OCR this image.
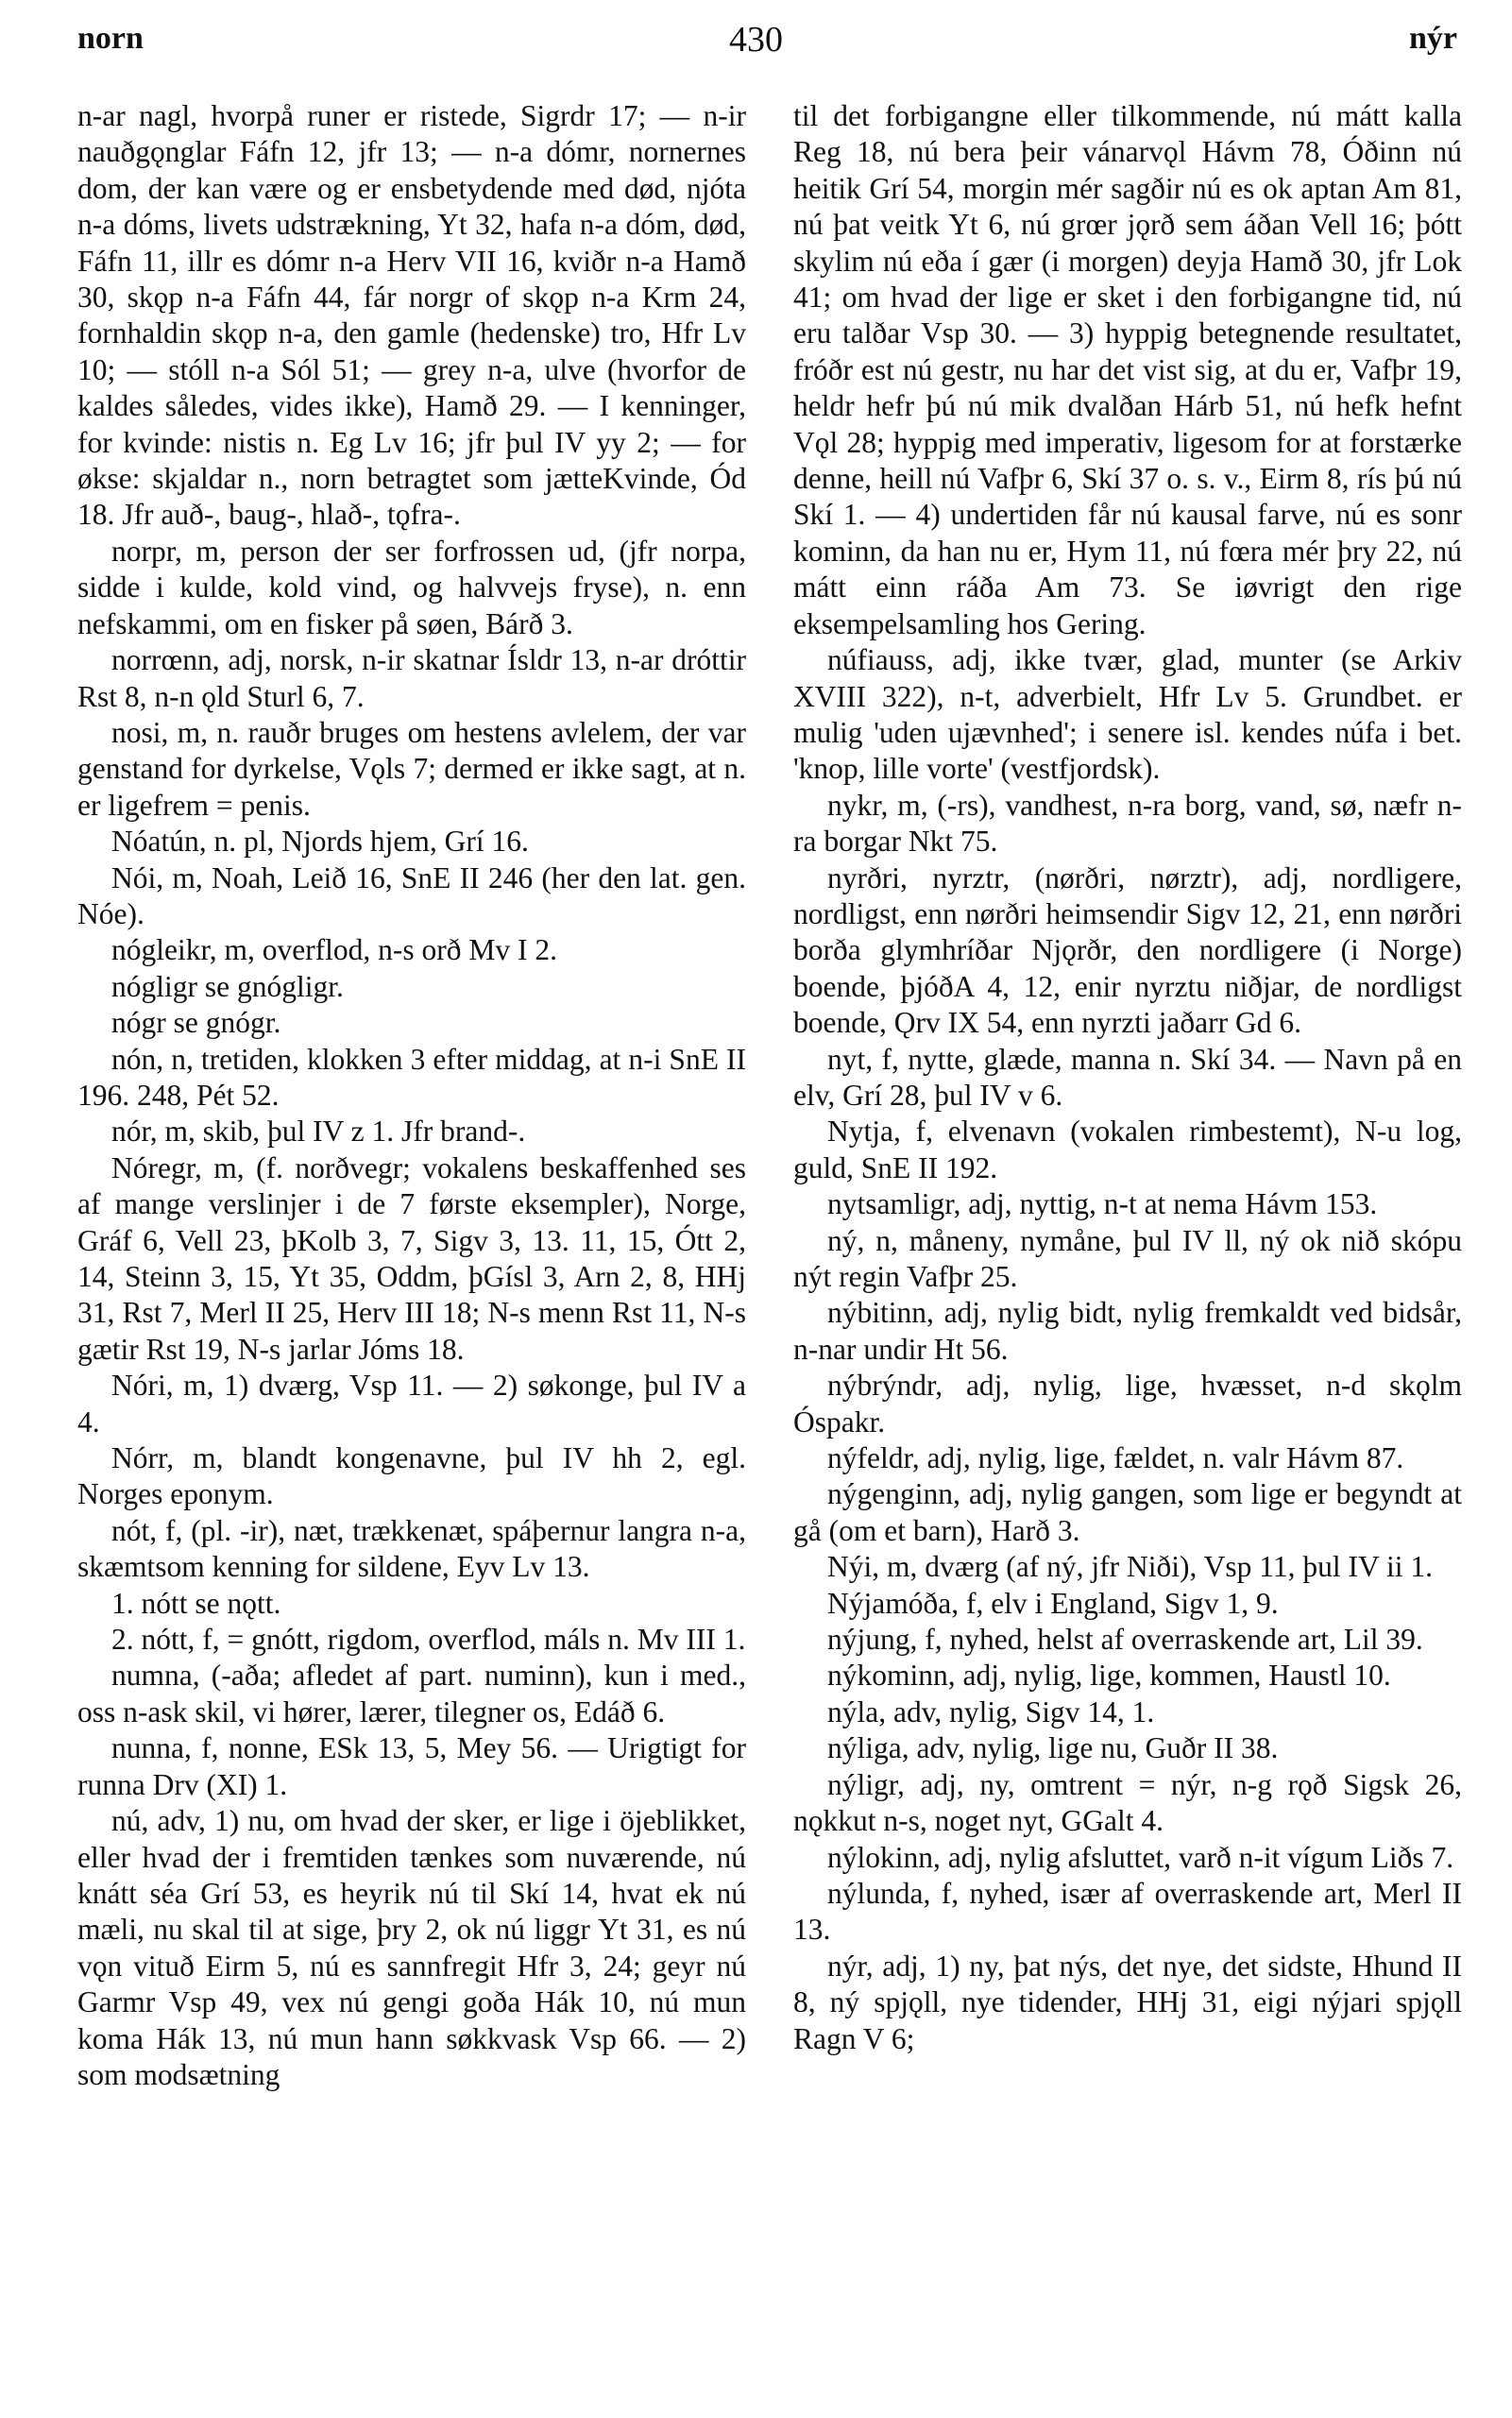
norn	430	nýr

n-ar nagl, hvorpå runer er ristede, Sigrdr 17; — n-ir nauðgǫnglar Fáfn 12, jfr 13; — n-a dómr, nornernes dom, der kan være og er ensbetydende med død, njóta n-a dóms, livets udstrækning, Yt 32, hafa n-a dóm, død, Fáfn 11, illr es dómr n-a Herv VII 16, kviðr n-a Hamð 30, skǫp n-a Fáfn 44, fár norgr of skǫp n-a Krm 24, fornhaldin skǫp n-a, den gamle (hedenske) tro, Hfr Lv 10; — stóll n-a Sól 51; — grey n-a, ulve (hvorfor de kaldes således, vides ikke), Hamð 29. — I kenninger, for kvinde: nistis n. Eg Lv 16; jfr þul IV yy 2; — for økse: skjaldar n., norn betragtet som jætteKvinde, Ód 18. Jfr auð-, baug-, hlað-, tǫfra-.

norpr, m, person der ser forfrossen ud, (jfr norpa, sidde i kulde, kold vind, og halvvejs fryse), n. enn nefskammi, om en fisker på søen, Bárð 3.

norrœnn, adj, norsk, n-ir skatnar Ísldr 13, n-ar dróttir Rst 8, n-n ǫld Sturl 6, 7.

nosi, m, n. rauðr bruges om hestens avlelem, der var genstand for dyrkelse, Vǫls 7; dermed er ikke sagt, at n. er ligefrem = penis.

Nóatún, n. pl, Njords hjem, Grí 16.

Nói, m, Noah, Leið 16, SnE II 246 (her den lat. gen. Nóe).

nógleikr, m, overflod, n-s orð Mv I 2.

nógligr se gnógligr.

nógr se gnógr.

nón, n, tretiden, klokken 3 efter middag, at n-i SnE II 196. 248, Pét 52.

nór, m, skib, þul IV z 1. Jfr brand-.

Nóregr, m, (f. norðvegr; vokalens beskaffenhed ses af mange verslinjer i de 7 første eksempler), Norge, Gráf 6, Vell 23, þKolb 3, 7, Sigv 3, 13. 11, 15, Ótt 2, 14, Steinn 3, 15, Yt 35, Oddm, þGísl 3, Arn 2, 8, HHj 31, Rst 7, Merl II 25, Herv III 18; N-s menn Rst 11, N-s gætir Rst 19, N-s jarlar Jóms 18.

Nóri, m, 1) dværg, Vsp 11. — 2) søkonge, þul IV a 4.

Nórr, m, blandt kongenavne, þul IV hh 2, egl. Norges eponym.

nót, f, (pl. -ir), næt, trækkenæt, spáþernur langra n-a, skæmtsom kenning for sildene, Eyv Lv 13.

1. nótt se nǫtt.

2. nótt, f, = gnótt, rigdom, overflod, máls n. Mv III 1.

numna, (-aða; afledet af part. numinn), kun i med., oss n-ask skil, vi hører, lærer, tilegner os, Edáð 6.

nunna, f, nonne, ESk 13, 5, Mey 56. — Urigtigt for runna Drv (XI) 1.

nú, adv, 1) nu, om hvad der sker, er lige i öjeblikket, eller hvad der i fremtiden tænkes som nuværende, nú knátt séa Grí 53, es heyrik nú til Skí 14, hvat ek nú mæli, nu skal til at sige, þry 2, ok nú liggr Yt 31, es nú vǫn vituð Eirm 5, nú es sannfregit Hfr 3, 24; geyr nú Garmr Vsp 49, vex nú gengi goða Hák 10, nú mun koma Hák 13, nú mun hann søkkvask Vsp 66. — 2) som modsætning

til det forbigangne eller tilkommende, nú mátt kalla Reg 18, nú bera þeir vánarvǫl Hávm 78, Óðinn nú heitik Grí 54, morgin mér sagðir nú es ok aptan Am 81, nú þat veitk Yt 6, nú grœr jǫrð sem áðan Vell 16; þótt skylim nú eða í gær (i morgen) deyja Hamð 30, jfr Lok 41; om hvad der lige er sket i den forbigangne tid, nú eru talðar Vsp 30. — 3) hyppig betegnende resultatet, fróðr est nú gestr, nu har det vist sig, at du er, Vafþr 19, heldr hefr þú nú mik dvalðan Hárb 51, nú hefk hefnt Vǫl 28; hyppig med imperativ, ligesom for at forstærke denne, heill nú Vafþr 6, Skí 37 o. s. v., Eirm 8, rís þú nú Skí 1. — 4) undertiden får nú kausal farve, nú es sonr kominn, da han nu er, Hym 11, nú fœra mér þry 22, nú mátt einn ráða Am 73. Se iøvrigt den rige eksempelsamling hos Gering.

núfiauss, adj, ikke tvær, glad, munter (se Arkiv XVIII 322), n-t, adverbielt, Hfr Lv 5. Grundbet. er mulig 'uden ujævnhed'; i senere isl. kendes núfa i bet. 'knop, lille vorte' (vestfjordsk).

nykr, m, (-rs), vandhest, n-ra borg, vand, sø, næfr n-ra borgar Nkt 75.

nyrðri, nyrztr, (nørðri, nørztr), adj, nordligere, nordligst, enn nørðri heimsendir Sigv 12, 21, enn nørðri borða glymhríðar Njǫrðr, den nordligere (i Norge) boende, þjóðA 4, 12, enir nyrztu niðjar, de nordligst boende, Ǫrv IX 54, enn nyrzti jaðarr Gd 6.

nyt, f, nytte, glæde, manna n. Skí 34. — Navn på en elv, Grí 28, þul IV v 6.

Nytja, f, elvenavn (vokalen rimbestemt), N-u log, guld, SnE II 192.

nytsamligr, adj, nyttig, n-t at nema Hávm 153.

ný, n, måneny, nymåne, þul IV ll, ný ok nið skópu nýt regin Vafþr 25.

nýbitinn, adj, nylig bidt, nylig fremkaldt ved bidsår, n-nar undir Ht 56.

nýbrýndr, adj, nylig, lige, hvæsset, n-d skǫlm Óspakr.

nýfeldr, adj, nylig, lige, fældet, n. valr Hávm 87.

nýgenginn, adj, nylig gangen, som lige er begyndt at gå (om et barn), Harð 3.

Nýi, m, dværg (af ný, jfr Niði), Vsp 11, þul IV ii 1.

Nýjamóða, f, elv i England, Sigv 1, 9.

nýjung, f, nyhed, helst af overraskende art, Lil 39.

nýkominn, adj, nylig, lige, kommen, Haustl 10.

nýla, adv, nylig, Sigv 14, 1.

nýliga, adv, nylig, lige nu, Guðr II 38.

nýligr, adj, ny, omtrent = nýr, n-g rǫð Sigsk 26, nǫkkut n-s, noget nyt, GGalt 4.

nýlokinn, adj, nylig afsluttet, varð n-it vígum Liðs 7.

nýlunda, f, nyhed, især af overraskende art, Merl II 13.

nýr, adj, 1) ny, þat nýs, det nye, det sidste, Hhund II 8, ný spjǫll, nye tidender, HHj 31, eigi nýjari spjǫll Ragn V 6;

────

_INSTRUCTIONS TO FOLLOW:_ Exclude the pictures and transcribe all of the entries exactly.

_ANSWER IN FULL:_
OCR this image.
norn	430	nýr

n-ar nagl, hvorpå runer er ristede, Sigrdr 17; — n-ir nauðgǫnglar Fáfn 12, jfr 13; — n-a dómr, nornernes dom, der kan være og er ensbetydende med død, njóta n-a dóms, livets udstrækning, Yt 32, hafa n-a dóm, død, Fáfn 11, illr es dómr n-a Herv VII 16, kviðr n-a Hamð 30, skǫp n-a Fáfn 44, fár norgr of skǫp n-a Krm 24, fornhaldin skǫp n-a, den gamle (hedenske) tro, Hfr Lv 10; — stóll n-a Sól 51; — grey n-a, ulve (hvorfor de kaldes således, vides ikke), Hamð 29. — I kenninger, for kvinde: nistis n. Eg Lv 16; jfr þul IV yy 2; — for økse: skjaldar n., norn betragtet som jætteKvinde, Ód 18. Jfr auð-, baug-, hlað-, tǫfra-.

norpr, m, person der ser forfrossen ud, (jfr norpa, sidde i kulde, kold vind, og halvvejs fryse), n. enn nefskammi, om en fisker på søen, Bárð 3.

norrœnn, adj, norsk, n-ir skatnar Ísldr 13, n-ar dróttir Rst 8, n-n ǫld Sturl 6, 7.

nosi, m, n. rauðr bruges om hestens avlelem, der var genstand for dyrkelse, Vǫls 7; dermed er ikke sagt, at n. er ligefrem = penis.

Nóatún, n. pl, Njords hjem, Grí 16.

Nói, m, Noah, Leið 16, SnE II 246 (her den lat. gen. Nóe).

nógleikr, m, overflod, n-s orð Mv I 2.

nógligr se gnógligr.

nógr se gnógr.

nón, n, tretiden, klokken 3 efter middag, at n-i SnE II 196. 248, Pét 52.

nór, m, skib, þul IV z 1. Jfr brand-.

Nóregr, m, (f. norðvegr; vokalens beskaffenhed ses af mange verslinjer i de 7 første eksempler), Norge, Gráf 6, Vell 23, þKolb 3, 7, Sigv 3, 13. 11, 15, Ótt 2, 14, Steinn 3, 15, Yt 35, Oddm, þGísl 3, Arn 2, 8, HHj 31, Rst 7, Merl II 25, Herv III 18; N-s menn Rst 11, N-s gætir Rst 19, N-s jarlar Jóms 18.

Nóri, m, 1) dværg, Vsp 11. — 2) søkonge, þul IV a 4.

Nórr, m, blandt kongenavne, þul IV hh 2, egl. Norges eponym.

nót, f, (pl. -ir), næt, trækkenæt, spáþernur langra n-a, skæmtsom kenning for sildene, Eyv Lv 13.

1. nótt se nǫtt.

2. nótt, f, = gnótt, rigdom, overflod, máls n. Mv III 1.

numna, (-aða; afledet af part. numinn), kun i med., oss n-ask skil, vi hører, lærer, tilegner os, Edáð 6.

nunna, f, nonne, ESk 13, 5, Mey 56. — Urigtigt for runna Drv (XI) 1.

nú, adv, 1) nu, om hvad der sker, er lige i öjeblikket, eller hvad der i fremtiden tænkes som nuværende, nú knátt séa Grí 53, es heyrik nú til Skí 14, hvat ek nú mæli, nu skal til at sige, þry 2, ok nú liggr Yt 31, es nú vǫn vituð Eirm 5, nú es sannfregit Hfr 3, 24; geyr nú Garmr Vsp 49, vex nú gengi goða Hák 10, nú mun koma Hák 13, nú mun hann søkkvask Vsp 66. — 2) som modsætning

til det forbigangne eller tilkommende, nú mátt kalla Reg 18, nú bera þeir vánarvǫl Hávm 78, Óðinn nú heitik Grí 54, morgin mér sagðir nú es ok aptan Am 81, nú þat veitk Yt 6, nú grœr jǫrð sem áðan Vell 16; þótt skylim nú eða í gær (i morgen) deyja Hamð 30, jfr Lok 41; om hvad der lige er sket i den forbigangne tid, nú eru talðar Vsp 30. — 3) hyppig betegnende resultatet, fróðr est nú gestr, nu har det vist sig, at du er, Vafþr 19, heldr hefr þú nú mik dvalðan Hárb 51, nú hefk hefnt Vǫl 28; hyppig med imperativ, ligesom for at forstærke denne, heill nú Vafþr 6, Skí 37 o. s. v., Eirm 8, rís þú nú Skí 1. — 4) undertiden får nú kausal farve, nú es sonr kominn, da han nu er, Hym 11, nú fœra mér þry 22, nú mátt einn ráða Am 73. Se iøvrigt den rige eksempelsamling hos Gering.

núfiauss, adj, ikke tvær, glad, munter (se Arkiv XVIII 322), n-t, adverbielt, Hfr Lv 5. Grundbet. er mulig 'uden ujævnhed'; i senere isl. kendes núfa i bet. 'knop, lille vorte' (vestfjordsk).

nykr, m, (-rs), vandhest, n-ra borg, vand, sø, næfr n-ra borgar Nkt 75.

nyrðri, nyrztr, (nørðri, nørztr), adj, nordligere, nordligst, enn nørðri heimsendir Sigv 12, 21, enn nørðri borða glymhríðar Njǫrðr, den nordligere (i Norge) boende, þjóðA 4, 12, enir nyrztu niðjar, de nordligst boende, Ǫrv IX 54, enn nyrzti jaðarr Gd 6.

nyt, f, nytte, glæde, manna n. Skí 34. — Navn på en elv, Grí 28, þul IV v 6.

Nytja, f, elvenavn (vokalen rimbestemt), N-u log, guld, SnE II 192.

nytsamligr, adj, nyttig, n-t at nema Hávm 153.

ný, n, måneny, nymåne, þul IV ll, ný ok nið skópu nýt regin Vafþr 25.

nýbitinn, adj, nylig bidt, nylig fremkaldt ved bidsår, n-nar undir Ht 56.

nýbrýndr, adj, nylig, lige, hvæsset, n-d skǫlm Óspakr.

nýfeldr, adj, nylig, lige, fældet, n. valr Hávm 87.

nýgenginn, adj, nylig gangen, som lige er begyndt at gå (om et barn), Harð 3.

Nýi, m, dværg (af ný, jfr Niði), Vsp 11, þul IV ii 1.

Nýjamóða, f, elv i England, Sigv 1, 9.

nýjung, f, nyhed, helst af overraskende art, Lil 39.

nýkominn, adj, nylig, lige, kommen, Haustl 10.

nýla, adv, nylig, Sigv 14, 1.

nýliga, adv, nylig, lige nu, Guðr II 38.

nýligr, adj, ny, omtrent = nýr, n-g rǫð Sigsk 26, nǫkkut n-s, noget nyt, GGalt 4.

nýlokinn, adj, nylig afsluttet, varð n-it vígum Liðs 7.

nýlunda, f, nyhed, især af overraskende art, Merl II 13.

nýr, adj, 1) ny, þat nýs, det nye, det sidste, Hhund II 8, ný spjǫll, nye tidender, HHj 31, eigi nýjari spjǫll Ragn V 6;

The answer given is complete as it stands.